• **GOAL**: All entries are to be given again verbatim.

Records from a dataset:
______

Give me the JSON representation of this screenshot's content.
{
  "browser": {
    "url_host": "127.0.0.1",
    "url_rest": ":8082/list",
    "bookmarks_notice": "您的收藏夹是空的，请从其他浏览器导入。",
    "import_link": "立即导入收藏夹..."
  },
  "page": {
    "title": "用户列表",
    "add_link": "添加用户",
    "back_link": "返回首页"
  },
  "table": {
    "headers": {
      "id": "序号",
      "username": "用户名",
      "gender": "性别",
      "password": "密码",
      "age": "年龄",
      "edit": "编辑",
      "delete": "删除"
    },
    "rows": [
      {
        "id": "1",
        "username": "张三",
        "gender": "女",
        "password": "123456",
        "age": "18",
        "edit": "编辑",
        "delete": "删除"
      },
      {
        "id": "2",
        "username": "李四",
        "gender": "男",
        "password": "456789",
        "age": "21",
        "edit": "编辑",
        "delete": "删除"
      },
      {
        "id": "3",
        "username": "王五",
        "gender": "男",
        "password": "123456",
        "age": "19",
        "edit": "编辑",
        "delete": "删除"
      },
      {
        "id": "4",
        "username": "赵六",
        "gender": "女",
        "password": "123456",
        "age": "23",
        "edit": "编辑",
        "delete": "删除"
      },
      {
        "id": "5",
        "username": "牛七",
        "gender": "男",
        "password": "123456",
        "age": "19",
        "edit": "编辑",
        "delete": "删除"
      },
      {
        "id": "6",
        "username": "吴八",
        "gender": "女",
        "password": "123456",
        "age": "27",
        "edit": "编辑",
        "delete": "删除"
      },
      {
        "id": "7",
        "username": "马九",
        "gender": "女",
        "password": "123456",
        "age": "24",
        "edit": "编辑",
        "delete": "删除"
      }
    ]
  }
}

______

• **SOLUTION FOR THIS EXERCISE**:
Give me the JSON representation of this screenshot's content.
{
  "browser": {
    "url_host": "127.0.0.1",
    "url_rest": ":8082/list",
    "bookmarks_notice": "您的收藏夹是空的，请从其他浏览器导入。",
    "import_link": "立即导入收藏夹..."
  },
  "page": {
    "title": "用户列表",
    "add_link": "添加用户",
    "back_link": "返回首页"
  },
  "table": {
    "headers": {
      "id": "序号",
      "username": "用户名",
      "gender": "性别",
      "password": "密码",
      "age": "年龄",
      "edit": "编辑",
      "delete": "删除"
    },
    "rows": [
      {
        "id": "1",
        "username": "张三",
        "gender": "女",
        "password": "123456",
        "age": "18",
        "edit": "编辑",
        "delete": "删除"
      },
      {
        "id": "2",
        "username": "李四",
        "gender": "男",
        "password": "456789",
        "age": "21",
        "edit": "编辑",
        "delete": "删除"
      },
      {
        "id": "3",
        "username": "王五",
        "gender": "男",
        "password": "123456",
        "age": "19",
        "edit": "编辑",
        "delete": "删除"
      },
      {
        "id": "4",
        "username": "赵六",
        "gender": "女",
        "password": "123456",
        "age": "23",
        "edit": "编辑",
        "delete": "删除"
      },
      {
        "id": "5",
        "username": "牛七",
        "gender": "男",
        "password": "123456",
        "age": "19",
        "edit": "编辑",
        "delete": "删除"
      },
      {
        "id": "6",
        "username": "吴八",
        "gender": "女",
        "password": "123456",
        "age": "27",
        "edit": "编辑",
        "delete": "删除"
      },
      {
        "id": "7",
        "username": "马九",
        "gender": "女",
        "password": "123456",
        "age": "24",
        "edit": "编辑",
        "delete": "删除"
      }
    ]
  }
}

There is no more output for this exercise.